▶ _Exercise material_
- - - - - - -

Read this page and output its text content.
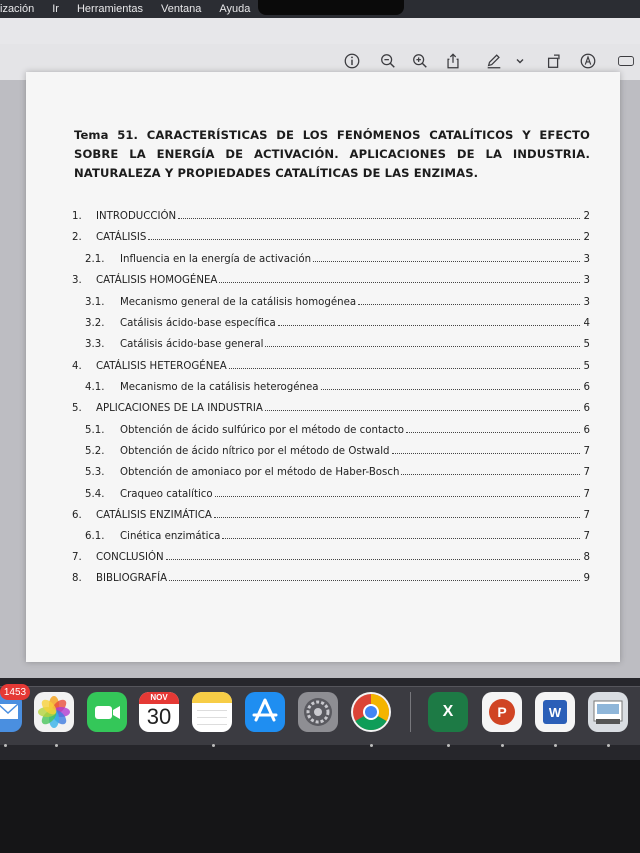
ización Ir Herramientas Ventana Ayuda
Tema 51. CARACTERÍSTICAS DE LOS FENÓMENOS CATALÍTICOS Y EFECTO SOBRE LA ENERGÍA DE ACTIVACIÓN. APLICACIONES DE LA INDUSTRIA. NATURALEZA Y PROPIEDADES CATALÍTICAS DE LAS ENZIMAS.
1.	INTRODUCCIÓN	2
2.	CATÁLISIS	2
2.1.	Influencia en la energía de activación	3
3.	CATÁLISIS HOMOGÉNEA	3
3.1.	Mecanismo general de la catálisis homogénea	3
3.2.	Catálisis ácido-base específica	4
3.3.	Catálisis ácido-base general	5
4.	CATÁLISIS HETEROGÉNEA	5
4.1.	Mecanismo de la catálisis heterogénea	6
5.	APLICACIONES DE LA INDUSTRIA	6
5.1.	Obtención de ácido sulfúrico por el método de contacto	6
5.2.	Obtención de ácido nítrico por el método de Ostwald	7
5.3.	Obtención de amoniaco por el método de Haber-Bosch	7
5.4.	Craqueo catalítico	7
6.	CATÁLISIS ENZIMÁTICA	7
6.1.	Cinética enzimática	7
7.	CONCLUSIÓN	8
8.	BIBLIOGRAFÍA	9
1453	NOV
30	X	P	W
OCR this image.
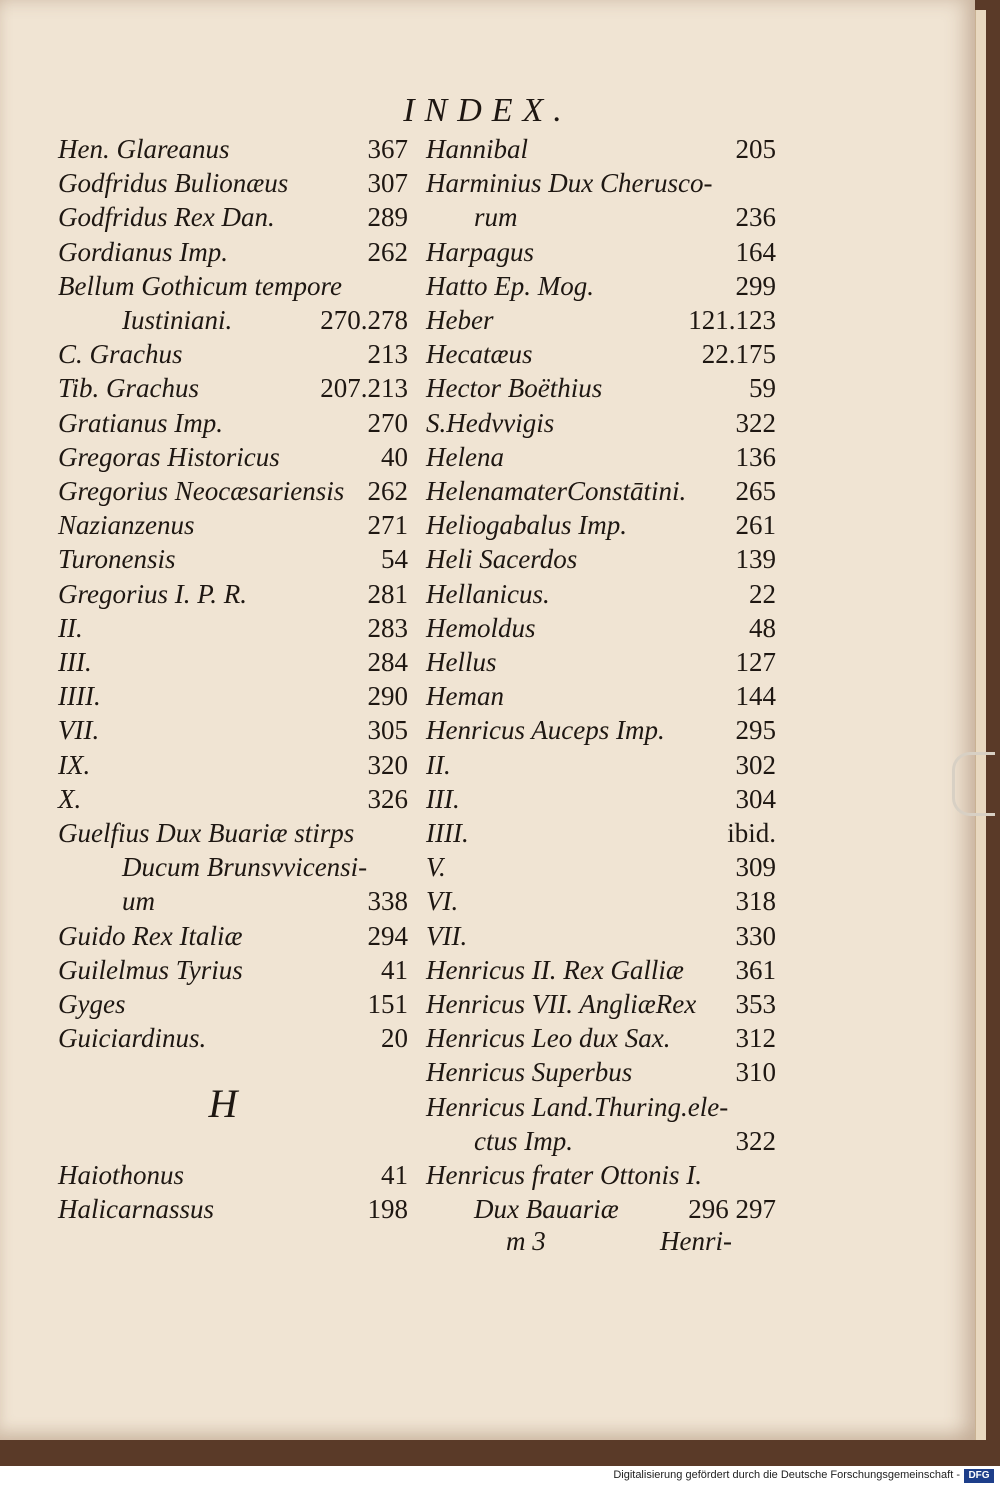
INDEX.
Hen. Glareanus	367
Godfridus Bulionæus	307
Godfridus Rex Dan.	289
Gordianus Imp.	262
Bellum Gothicum tempore
Iustiniani.	270.278
C. Grachus	213
Tib. Grachus	207.213
Gratianus Imp.	270
Gregoras Historicus	40
Gregorius Neocæsariensis 262
Nazianzenus	271
Turonensis	54
Gregorius I. P. R.	281
II.	283
III.	284
IIII.	290
VII.	305
IX.	320
X.	326
Guelfius Dux Buariæ stirps
Ducum Brunsvvicensi-
um	338
Guido Rex Italiæ	294
Guilelmus Tyrius	41
Gyges	151
Guiciardinus.	20
H
Haiothonus	41
Halicarnassus	198
Hannibal	205
Harminius Dux Cherusco-
rum	236
Harpagus	164
Hatto Ep. Mog.	299
Heber	121.123
Hecatæus	22.175
Hector Boëthius	59
S.Hedvvigis	322
Helena	136
HelenamaterConstātini. 265
Heliogabalus Imp.	261
Heli Sacerdos	139
Hellanicus.	22
Hemoldus	48
Hellus	127
Heman	144
Henricus Auceps Imp.	295
II.	302
III.	304
IIII.	ibid.
V.	309
VI.	318
VII.	330
Henricus II. Rex Galliæ 361
Henricus VII. AngliæRex 353
Henricus Leo dux Sax. 312
Henricus Superbus	310
Henricus Land.Thuring.ele-
ctus Imp.	322
Henricus frater Ottonis I.
Dux Bauariæ	296 297
m 3	Henri-
Digitalisierung gefördert durch die Deutsche Forschungsgemeinschaft - DFG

- - - - - - -

▶ _Set exercise_
Please transcribe the material above exactly as written. Leave the pictures out.

▶ _Full response_
Read this page and output its text content.
ización Ir Herramientas Ventana Ayuda
Tema 51. CARACTERÍSTICAS DE LOS FENÓMENOS CATALÍTICOS Y EFECTO SOBRE LA ENERGÍA DE ACTIVACIÓN. APLICACIONES DE LA INDUSTRIA. NATURALEZA Y PROPIEDADES CATALÍTICAS DE LAS ENZIMAS.
1.	INTRODUCCIÓN	2
2.	CATÁLISIS	2
2.1.	Influencia en la energía de activación	3
3.	CATÁLISIS HOMOGÉNEA	3
3.1.	Mecanismo general de la catálisis homogénea	3
3.2.	Catálisis ácido-base específica	4
3.3.	Catálisis ácido-base general	5
4.	CATÁLISIS HETEROGÉNEA	5
4.1.	Mecanismo de la catálisis heterogénea	6
5.	APLICACIONES DE LA INDUSTRIA	6
5.1.	Obtención de ácido sulfúrico por el método de contacto	6
5.2.	Obtención de ácido nítrico por el método de Ostwald	7
5.3.	Obtención de amoniaco por el método de Haber-Bosch	7
5.4.	Craqueo catalítico	7
6.	CATÁLISIS ENZIMÁTICA	7
6.1.	Cinética enzimática	7
7.	CONCLUSIÓN	8
8.	BIBLIOGRAFÍA	9
1453	NOV
30	X	P	W
OCR this image.
INDEX.
Hen. Glareanus	367
Godfridus Bulionæus	307
Godfridus Rex Dan.	289
Gordianus Imp.	262
Bellum Gothicum tempore
Iustiniani.	270.278
C. Grachus	213
Tib. Grachus	207.213
Gratianus Imp.	270
Gregoras Historicus	40
Gregorius Neocæsariensis 262
Nazianzenus	271
Turonensis	54
Gregorius I. P. R.	281
II.	283
III.	284
IIII.	290
VII.	305
IX.	320
X.	326
Guelfius Dux Buariæ stirps
Ducum Brunsvvicensi-
um	338
Guido Rex Italiæ	294
Guilelmus Tyrius	41
Gyges	151
Guiciardinus.	20
H
Haiothonus	41
Halicarnassus	198
Hannibal	205
Harminius Dux Cherusco-
rum	236
Harpagus	164
Hatto Ep. Mog.	299
Heber	121.123
Hecatæus	22.175
Hector Boëthius	59
S.Hedvvigis	322
Helena	136
HelenamaterConstātini. 265
Heliogabalus Imp.	261
Heli Sacerdos	139
Hellanicus.	22
Hemoldus	48
Hellus	127
Heman	144
Henricus Auceps Imp.	295
II.	302
III.	304
IIII.	ibid.
V.	309
VI.	318
VII.	330
Henricus II. Rex Galliæ 361
Henricus VII. AngliæRex 353
Henricus Leo dux Sax. 312
Henricus Superbus	310
Henricus Land.Thuring.ele-
ctus Imp.	322
Henricus frater Ottonis I.
Dux Bauariæ	296 297
m 3	Henri-
Digitalisierung gefördert durch die Deutsche Forschungsgemeinschaft - DFG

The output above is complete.